[Work required]:
What follows is a set of records, each of which is to be written out exactly.

[Records provided]:
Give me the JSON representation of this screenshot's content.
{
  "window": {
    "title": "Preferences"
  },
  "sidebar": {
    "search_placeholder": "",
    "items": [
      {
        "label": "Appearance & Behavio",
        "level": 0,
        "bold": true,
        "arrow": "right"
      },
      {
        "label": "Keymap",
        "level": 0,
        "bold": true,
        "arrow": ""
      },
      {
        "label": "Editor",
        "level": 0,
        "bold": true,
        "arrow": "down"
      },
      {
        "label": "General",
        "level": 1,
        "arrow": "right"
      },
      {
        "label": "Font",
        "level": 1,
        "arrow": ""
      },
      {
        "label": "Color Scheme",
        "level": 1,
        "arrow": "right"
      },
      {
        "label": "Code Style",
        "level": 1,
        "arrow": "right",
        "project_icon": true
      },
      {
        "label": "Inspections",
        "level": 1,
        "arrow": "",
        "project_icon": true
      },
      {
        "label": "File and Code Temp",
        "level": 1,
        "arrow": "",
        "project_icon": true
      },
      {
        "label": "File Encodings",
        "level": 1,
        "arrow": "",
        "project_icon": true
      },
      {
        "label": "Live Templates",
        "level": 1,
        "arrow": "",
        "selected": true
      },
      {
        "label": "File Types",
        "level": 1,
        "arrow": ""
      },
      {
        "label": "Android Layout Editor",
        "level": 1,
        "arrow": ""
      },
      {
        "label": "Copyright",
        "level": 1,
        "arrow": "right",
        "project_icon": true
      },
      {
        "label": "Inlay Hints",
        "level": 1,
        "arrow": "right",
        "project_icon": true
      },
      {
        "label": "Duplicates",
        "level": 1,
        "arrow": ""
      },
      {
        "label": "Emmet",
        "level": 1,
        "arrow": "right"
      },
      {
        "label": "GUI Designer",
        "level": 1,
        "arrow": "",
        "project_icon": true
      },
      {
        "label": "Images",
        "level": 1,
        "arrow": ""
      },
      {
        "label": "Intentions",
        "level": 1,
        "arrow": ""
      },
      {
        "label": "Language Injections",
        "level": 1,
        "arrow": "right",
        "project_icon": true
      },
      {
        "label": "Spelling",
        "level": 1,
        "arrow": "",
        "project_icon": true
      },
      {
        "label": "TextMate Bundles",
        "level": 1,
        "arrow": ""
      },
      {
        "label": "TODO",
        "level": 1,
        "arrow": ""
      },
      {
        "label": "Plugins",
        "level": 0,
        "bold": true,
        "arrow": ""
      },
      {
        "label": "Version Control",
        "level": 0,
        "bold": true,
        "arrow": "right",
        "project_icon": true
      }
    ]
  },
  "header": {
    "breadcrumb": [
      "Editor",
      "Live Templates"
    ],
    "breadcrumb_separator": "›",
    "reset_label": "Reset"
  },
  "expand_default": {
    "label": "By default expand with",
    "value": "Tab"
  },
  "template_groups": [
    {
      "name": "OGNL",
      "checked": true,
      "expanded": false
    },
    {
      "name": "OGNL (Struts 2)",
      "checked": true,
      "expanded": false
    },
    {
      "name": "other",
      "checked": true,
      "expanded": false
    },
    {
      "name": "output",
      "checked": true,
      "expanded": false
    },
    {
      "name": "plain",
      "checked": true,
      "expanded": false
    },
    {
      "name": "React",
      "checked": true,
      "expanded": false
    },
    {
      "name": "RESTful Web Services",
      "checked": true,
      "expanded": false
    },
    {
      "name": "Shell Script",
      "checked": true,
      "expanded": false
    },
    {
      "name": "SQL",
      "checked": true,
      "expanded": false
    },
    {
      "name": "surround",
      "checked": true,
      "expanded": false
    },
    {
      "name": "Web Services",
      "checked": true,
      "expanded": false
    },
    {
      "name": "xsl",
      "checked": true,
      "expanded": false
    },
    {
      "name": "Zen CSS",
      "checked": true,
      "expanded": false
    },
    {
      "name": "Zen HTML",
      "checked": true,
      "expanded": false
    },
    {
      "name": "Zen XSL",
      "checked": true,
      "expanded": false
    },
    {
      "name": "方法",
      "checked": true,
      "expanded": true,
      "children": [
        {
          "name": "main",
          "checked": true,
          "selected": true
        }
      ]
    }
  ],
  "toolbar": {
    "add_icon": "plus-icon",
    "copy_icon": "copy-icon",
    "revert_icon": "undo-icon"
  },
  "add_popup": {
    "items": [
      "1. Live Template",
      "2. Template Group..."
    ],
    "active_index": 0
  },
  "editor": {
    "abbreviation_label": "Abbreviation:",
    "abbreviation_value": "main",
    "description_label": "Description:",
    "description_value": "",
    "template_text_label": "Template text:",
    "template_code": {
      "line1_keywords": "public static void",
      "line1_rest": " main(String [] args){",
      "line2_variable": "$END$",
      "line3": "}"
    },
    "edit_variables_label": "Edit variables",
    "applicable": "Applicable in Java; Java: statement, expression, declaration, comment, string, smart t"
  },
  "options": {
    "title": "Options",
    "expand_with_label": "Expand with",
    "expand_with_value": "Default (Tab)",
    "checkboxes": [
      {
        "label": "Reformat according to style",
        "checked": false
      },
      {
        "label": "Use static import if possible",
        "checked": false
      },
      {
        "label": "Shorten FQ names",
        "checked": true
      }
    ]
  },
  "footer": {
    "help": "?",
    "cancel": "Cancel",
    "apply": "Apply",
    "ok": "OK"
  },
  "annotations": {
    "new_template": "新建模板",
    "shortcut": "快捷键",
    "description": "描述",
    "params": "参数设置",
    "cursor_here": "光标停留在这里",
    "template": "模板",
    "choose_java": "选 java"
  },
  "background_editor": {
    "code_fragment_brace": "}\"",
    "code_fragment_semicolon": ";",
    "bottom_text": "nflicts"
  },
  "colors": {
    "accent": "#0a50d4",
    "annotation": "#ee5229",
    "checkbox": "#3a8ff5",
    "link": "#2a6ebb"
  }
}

[Exercise result]:
Give me the JSON representation of this screenshot's content.
{
  "window": {
    "title": "Preferences"
  },
  "sidebar": {
    "search_placeholder": "",
    "items": [
      {
        "label": "Appearance & Behavio",
        "level": 0,
        "bold": true,
        "arrow": "right"
      },
      {
        "label": "Keymap",
        "level": 0,
        "bold": true,
        "arrow": ""
      },
      {
        "label": "Editor",
        "level": 0,
        "bold": true,
        "arrow": "down"
      },
      {
        "label": "General",
        "level": 1,
        "arrow": "right"
      },
      {
        "label": "Font",
        "level": 1,
        "arrow": ""
      },
      {
        "label": "Color Scheme",
        "level": 1,
        "arrow": "right"
      },
      {
        "label": "Code Style",
        "level": 1,
        "arrow": "right",
        "project_icon": true
      },
      {
        "label": "Inspections",
        "level": 1,
        "arrow": "",
        "project_icon": true
      },
      {
        "label": "File and Code Temp",
        "level": 1,
        "arrow": "",
        "project_icon": true
      },
      {
        "label": "File Encodings",
        "level": 1,
        "arrow": "",
        "project_icon": true
      },
      {
        "label": "Live Templates",
        "level": 1,
        "arrow": "",
        "selected": true
      },
      {
        "label": "File Types",
        "level": 1,
        "arrow": ""
      },
      {
        "label": "Android Layout Editor",
        "level": 1,
        "arrow": ""
      },
      {
        "label": "Copyright",
        "level": 1,
        "arrow": "right",
        "project_icon": true
      },
      {
        "label": "Inlay Hints",
        "level": 1,
        "arrow": "right",
        "project_icon": true
      },
      {
        "label": "Duplicates",
        "level": 1,
        "arrow": ""
      },
      {
        "label": "Emmet",
        "level": 1,
        "arrow": "right"
      },
      {
        "label": "GUI Designer",
        "level": 1,
        "arrow": "",
        "project_icon": true
      },
      {
        "label": "Images",
        "level": 1,
        "arrow": ""
      },
      {
        "label": "Intentions",
        "level": 1,
        "arrow": ""
      },
      {
        "label": "Language Injections",
        "level": 1,
        "arrow": "right",
        "project_icon": true
      },
      {
        "label": "Spelling",
        "level": 1,
        "arrow": "",
        "project_icon": true
      },
      {
        "label": "TextMate Bundles",
        "level": 1,
        "arrow": ""
      },
      {
        "label": "TODO",
        "level": 1,
        "arrow": ""
      },
      {
        "label": "Plugins",
        "level": 0,
        "bold": true,
        "arrow": ""
      },
      {
        "label": "Version Control",
        "level": 0,
        "bold": true,
        "arrow": "right",
        "project_icon": true
      }
    ]
  },
  "header": {
    "breadcrumb": [
      "Editor",
      "Live Templates"
    ],
    "breadcrumb_separator": "›",
    "reset_label": "Reset"
  },
  "expand_default": {
    "label": "By default expand with",
    "value": "Tab"
  },
  "template_groups": [
    {
      "name": "OGNL",
      "checked": true,
      "expanded": false
    },
    {
      "name": "OGNL (Struts 2)",
      "checked": true,
      "expanded": false
    },
    {
      "name": "other",
      "checked": true,
      "expanded": false
    },
    {
      "name": "output",
      "checked": true,
      "expanded": false
    },
    {
      "name": "plain",
      "checked": true,
      "expanded": false
    },
    {
      "name": "React",
      "checked": true,
      "expanded": false
    },
    {
      "name": "RESTful Web Services",
      "checked": true,
      "expanded": false
    },
    {
      "name": "Shell Script",
      "checked": true,
      "expanded": false
    },
    {
      "name": "SQL",
      "checked": true,
      "expanded": false
    },
    {
      "name": "surround",
      "checked": true,
      "expanded": false
    },
    {
      "name": "Web Services",
      "checked": true,
      "expanded": false
    },
    {
      "name": "xsl",
      "checked": true,
      "expanded": false
    },
    {
      "name": "Zen CSS",
      "checked": true,
      "expanded": false
    },
    {
      "name": "Zen HTML",
      "checked": true,
      "expanded": false
    },
    {
      "name": "Zen XSL",
      "checked": true,
      "expanded": false
    },
    {
      "name": "方法",
      "checked": true,
      "expanded": true,
      "children": [
        {
          "name": "main",
          "checked": true,
          "selected": true
        }
      ]
    }
  ],
  "toolbar": {
    "add_icon": "plus-icon",
    "copy_icon": "copy-icon",
    "revert_icon": "undo-icon"
  },
  "add_popup": {
    "items": [
      "1. Live Template",
      "2. Template Group..."
    ],
    "active_index": 0
  },
  "editor": {
    "abbreviation_label": "Abbreviation:",
    "abbreviation_value": "main",
    "description_label": "Description:",
    "description_value": "",
    "template_text_label": "Template text:",
    "template_code": {
      "line1_keywords": "public static void",
      "line1_rest": " main(String [] args){",
      "line2_variable": "$END$",
      "line3": "}"
    },
    "edit_variables_label": "Edit variables",
    "applicable": "Applicable in Java; Java: statement, expression, declaration, comment, string, smart t"
  },
  "options": {
    "title": "Options",
    "expand_with_label": "Expand with",
    "expand_with_value": "Default (Tab)",
    "checkboxes": [
      {
        "label": "Reformat according to style",
        "checked": false
      },
      {
        "label": "Use static import if possible",
        "checked": false
      },
      {
        "label": "Shorten FQ names",
        "checked": true
      }
    ]
  },
  "footer": {
    "help": "?",
    "cancel": "Cancel",
    "apply": "Apply",
    "ok": "OK"
  },
  "annotations": {
    "new_template": "新建模板",
    "shortcut": "快捷键",
    "description": "描述",
    "params": "参数设置",
    "cursor_here": "光标停留在这里",
    "template": "模板",
    "choose_java": "选 java"
  },
  "background_editor": {
    "code_fragment_brace": "}\"",
    "code_fragment_semicolon": ";",
    "bottom_text": "nflicts"
  },
  "colors": {
    "accent": "#0a50d4",
    "annotation": "#ee5229",
    "checkbox": "#3a8ff5",
    "link": "#2a6ebb"
  }
}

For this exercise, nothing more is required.